[Collection entries]
━━━━━━━━
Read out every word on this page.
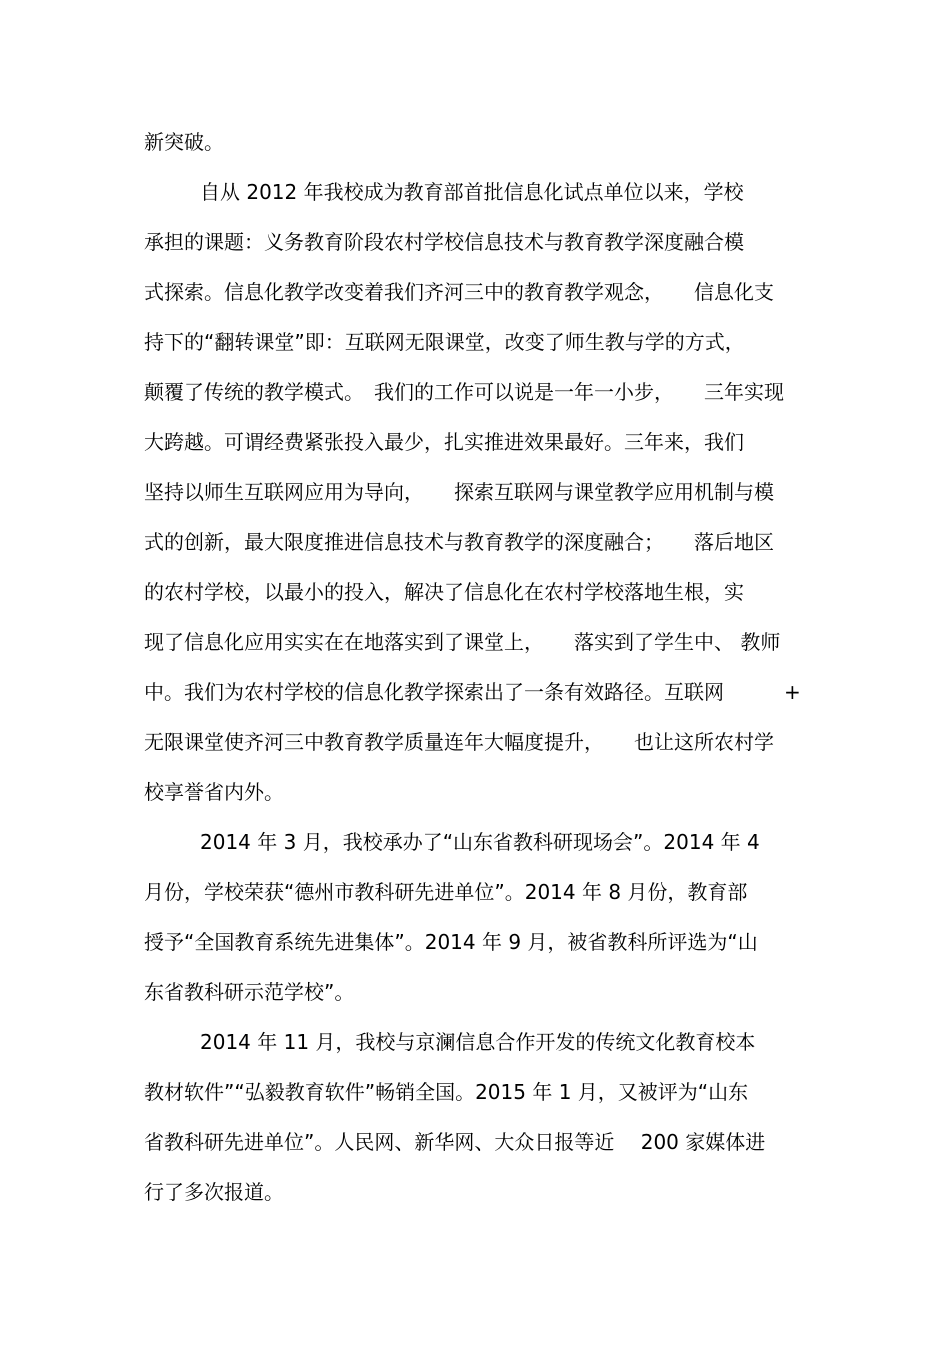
新突破。

自从 2012 年我校成为教育部首批信息化试点单位以来，学校

承担的课题：义务教育阶段农村学校信息技术与教育教学深度融合模

式探索。信息化教学改变着我们齐河三中的教育教学观念，　　信息化支

持下的“翻转课堂”即：互联网无限课堂，改变了师生教与学的方式，

颠覆了传统的教学模式。　我们的工作可以说是一年一小步，　　三年实现

大跨越。可谓经费紧张投入最少，扎实推进效果最好。三年来，我们

坚持以师生互联网应用为导向，　　探索互联网与课堂教学应用机制与模

式的创新，最大限度推进信息技术与教育教学的深度融合；　　落后地区

的农村学校，以最小的投入，解决了信息化在农村学校落地生根，实

现了信息化应用实实在在地落实到了课堂上，　　落实到了学生中、 教师

中。我们为农村学校的信息化教学探索出了一条有效路径。互联网　　　+

无限课堂使齐河三中教育教学质量连年大幅度提升，　　也让这所农村学

校享誉省内外。

2014 年 3 月，我校承办了“山东省教科研现场会”。2014 年 4

月份，学校荣获“德州市教科研先进单位”。2014 年 8 月份，教育部

授予“全国教育系统先进集体”。2014 年 9 月，被省教科所评选为“山

东省教科研示范学校”。

2014 年 11 月，我校与京澜信息合作开发的传统文化教育校本

教材软件”“弘毅教育软件”畅销全国。2015 年 1 月，又被评为“山东

省教科研先进单位”。人民网、新华网、大众日报等近　 200 家媒体进

行了多次报道。
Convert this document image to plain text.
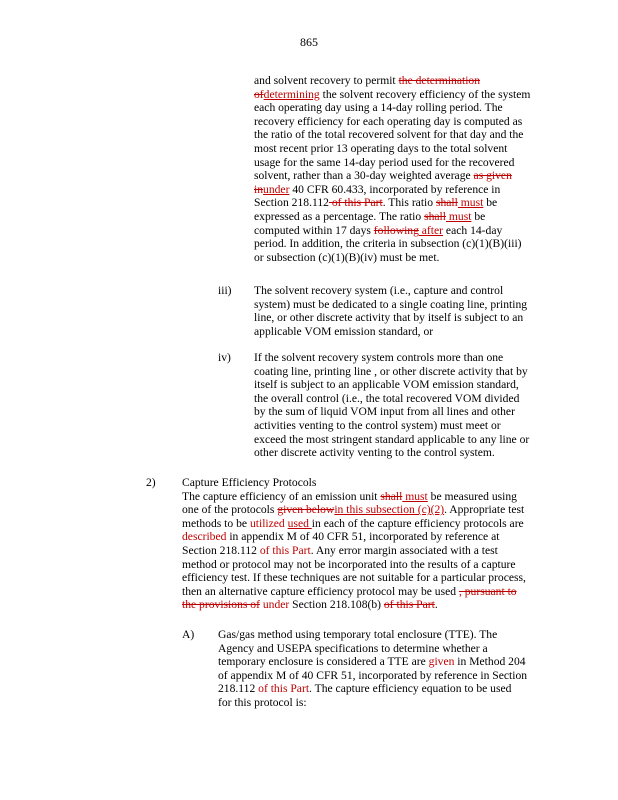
865
and solvent recovery to permit the determination
ofdetermining the solvent recovery efficiency of the system
each operating day using a 14-day rolling period. The
recovery efficiency for each operating day is computed as
the ratio of the total recovered solvent for that day and the
most recent prior 13 operating days to the total solvent
usage for the same 14-day period used for the recovered
solvent, rather than a 30-day weighted average as given
inunder 40 CFR 60.433, incorporated by reference in
Section 218.112 of this Part. This ratio shall must be
expressed as a percentage. The ratio shall must be
computed within 17 days following after each 14-day
period. In addition, the criteria in subsection (c)(1)(B)(iii)
or subsection (c)(1)(B)(iv) must be met.
iii) The solvent recovery system (i.e., capture and control
system) must be dedicated to a single coating line, printing
line, or other discrete activity that by itself is subject to an
applicable VOM emission standard, or
iv) If the solvent recovery system controls more than one
coating line, printing line , or other discrete activity that by
itself is subject to an applicable VOM emission standard,
the overall control (i.e., the total recovered VOM divided
by the sum of liquid VOM input from all lines and other
activities venting to the control system) must meet or
exceed the most stringent standard applicable to any line or
other discrete activity venting to the control system.
2) Capture Efficiency Protocols
The capture efficiency of an emission unit shall must be measured using
one of the protocols given belowin this subsection (c)(2). Appropriate test
methods to be utilized used in each of the capture efficiency protocols are
described in appendix M of 40 CFR 51, incorporated by reference at
Section 218.112 of this Part. Any error margin associated with a test
method or protocol may not be incorporated into the results of a capture
efficiency test. If these techniques are not suitable for a particular process,
then an alternative capture efficiency protocol may be used , pursuant to
the provisions of under Section 218.108(b) of this Part.
A) Gas/gas method using temporary total enclosure (TTE). The
Agency and USEPA specifications to determine whether a
temporary enclosure is considered a TTE are given in Method 204
of appendix M of 40 CFR 51, incorporated by reference in Section
218.112 of this Part. The capture efficiency equation to be used
for this protocol is:
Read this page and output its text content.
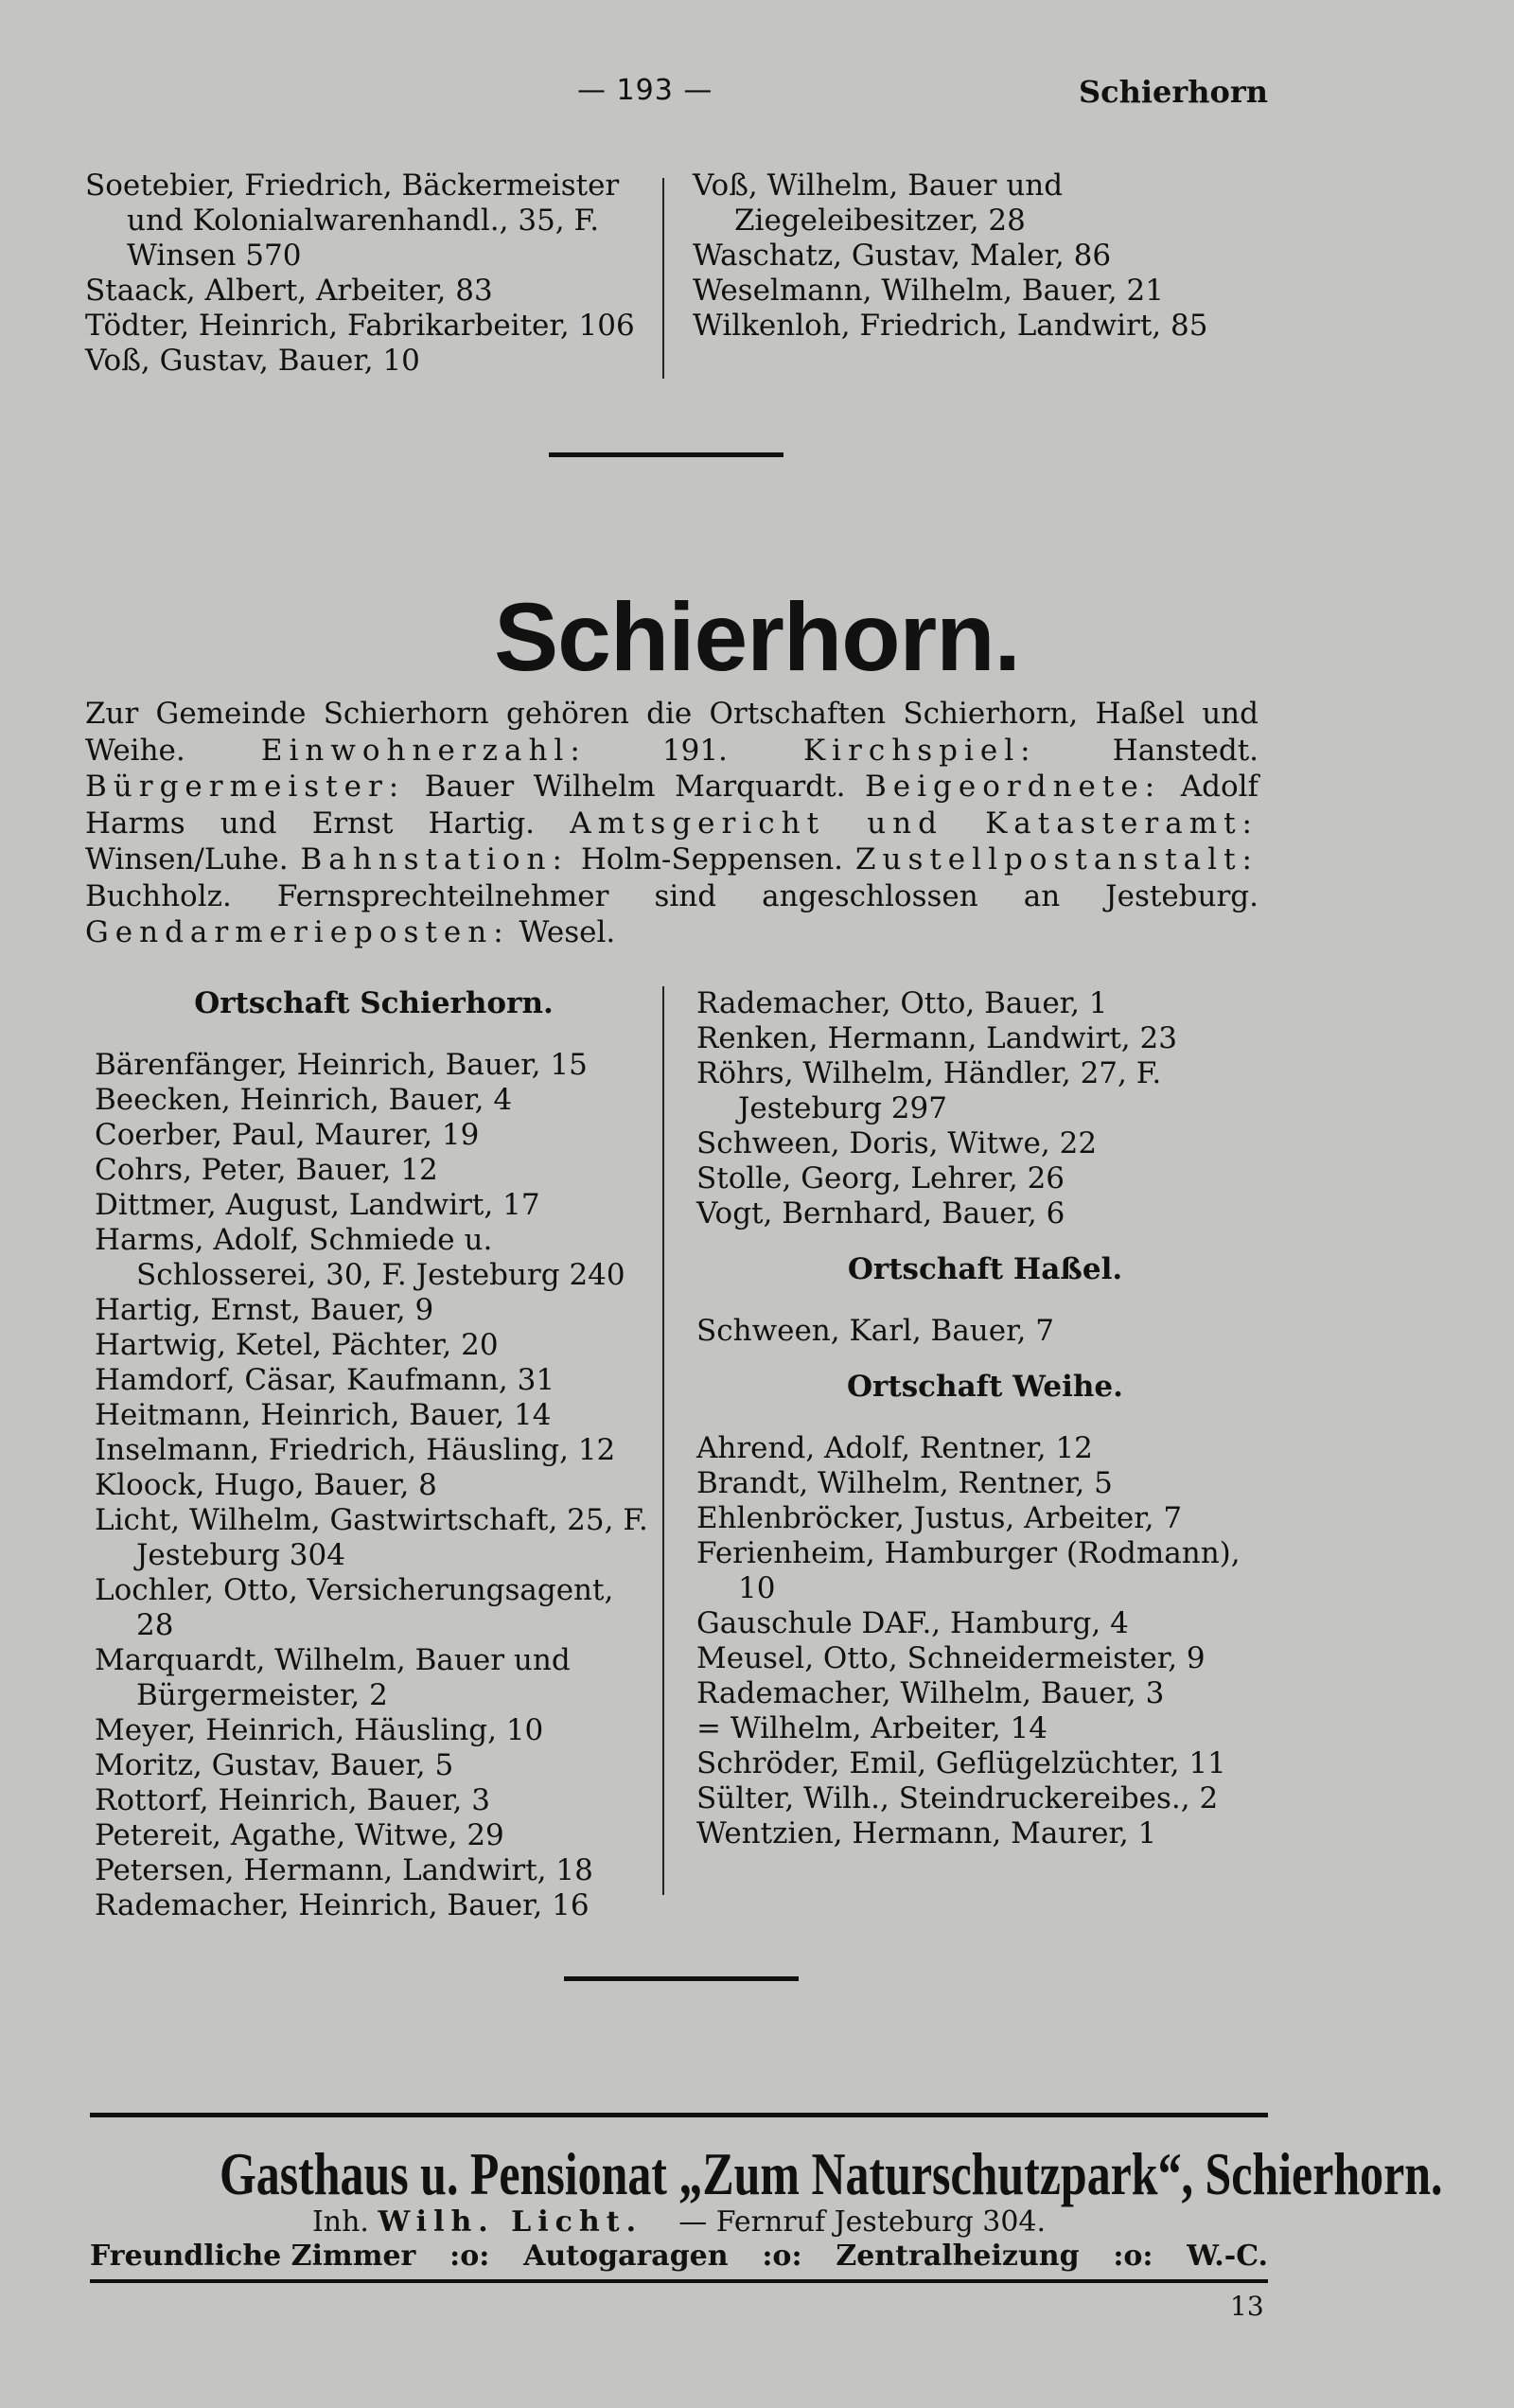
— 193 —	Schierhorn
Soetebier, Friedrich, Bäckermeister und Kolonialwarenhandl., 35, F. Winsen 570
Staack, Albert, Arbeiter, 83
Tödter, Heinrich, Fabrikarbeiter, 106
Voß, Gustav, Bauer, 10
Voß, Wilhelm, Bauer und Ziegeleibesitzer, 28
Waschatz, Gustav, Maler, 86
Weselmann, Wilhelm, Bauer, 21
Wilkenloh, Friedrich, Landwirt, 85
Schierhorn.
Zur Gemeinde Schierhorn gehören die Ortschaften Schierhorn, Haßel und Weihe. Einwohnerzahl: 191. Kirchspiel: Hanstedt. Bürgermeister: Bauer Wilhelm Marquardt. Beigeordnete: Adolf Harms und Ernst Hartig. Amtsgericht und Katasteramt: Winsen/Luhe. Bahnstation: Holm-Seppensen. Zustellpostanstalt: Buchholz. Fernsprechteilnehmer sind angeschlossen an Jesteburg. Gendarmerieposten: Wesel.
Ortschaft Schierhorn.
Bärenfänger, Heinrich, Bauer, 15
Beecken, Heinrich, Bauer, 4
Coerber, Paul, Maurer, 19
Cohrs, Peter, Bauer, 12
Dittmer, August, Landwirt, 17
Harms, Adolf, Schmiede u. Schlosserei, 30, F. Jesteburg 240
Hartig, Ernst, Bauer, 9
Hartwig, Ketel, Pächter, 20
Hamdorf, Cäsar, Kaufmann, 31
Heitmann, Heinrich, Bauer, 14
Inselmann, Friedrich, Häusling, 12
Kloock, Hugo, Bauer, 8
Licht, Wilhelm, Gastwirtschaft, 25, F. Jesteburg 304
Lochler, Otto, Versicherungsagent, 28
Marquardt, Wilhelm, Bauer und Bürgermeister, 2
Meyer, Heinrich, Häusling, 10
Moritz, Gustav, Bauer, 5
Rottorf, Heinrich, Bauer, 3
Petereit, Agathe, Witwe, 29
Petersen, Hermann, Landwirt, 18
Rademacher, Heinrich, Bauer, 16
Rademacher, Otto, Bauer, 1
Renken, Hermann, Landwirt, 23
Röhrs, Wilhelm, Händler, 27, F. Jesteburg 297
Schween, Doris, Witwe, 22
Stolle, Georg, Lehrer, 26
Vogt, Bernhard, Bauer, 6
Ortschaft Haßel.
Schween, Karl, Bauer, 7
Ortschaft Weihe.
Ahrend, Adolf, Rentner, 12
Brandt, Wilhelm, Rentner, 5
Ehlenbröcker, Justus, Arbeiter, 7
Ferienheim, Hamburger (Rodmann), 10
Gauschule DAF., Hamburg, 4
Meusel, Otto, Schneidermeister, 9
Rademacher, Wilhelm, Bauer, 3
= Wilhelm, Arbeiter, 14
Schröder, Emil, Geflügelzüchter, 11
Sülter, Wilh., Steindruckereibes., 2
Wentzien, Hermann, Maurer, 1
Gasthaus u. Pensionat „Zum Naturschutzpark“, Schierhorn.
Inh. Wilh. Licht. — Fernruf Jesteburg 304.
Freundliche Zimmer :o: Autogaragen :o: Zentralheizung :o: W.-C.
13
━━━━━━━━
● **What the exercise asks**
Extract every line containing the string "coating" from the data above.

● **The answer**
system) must be dedicated to a single coating line, printing
coating line, printing line , or other discrete activity that by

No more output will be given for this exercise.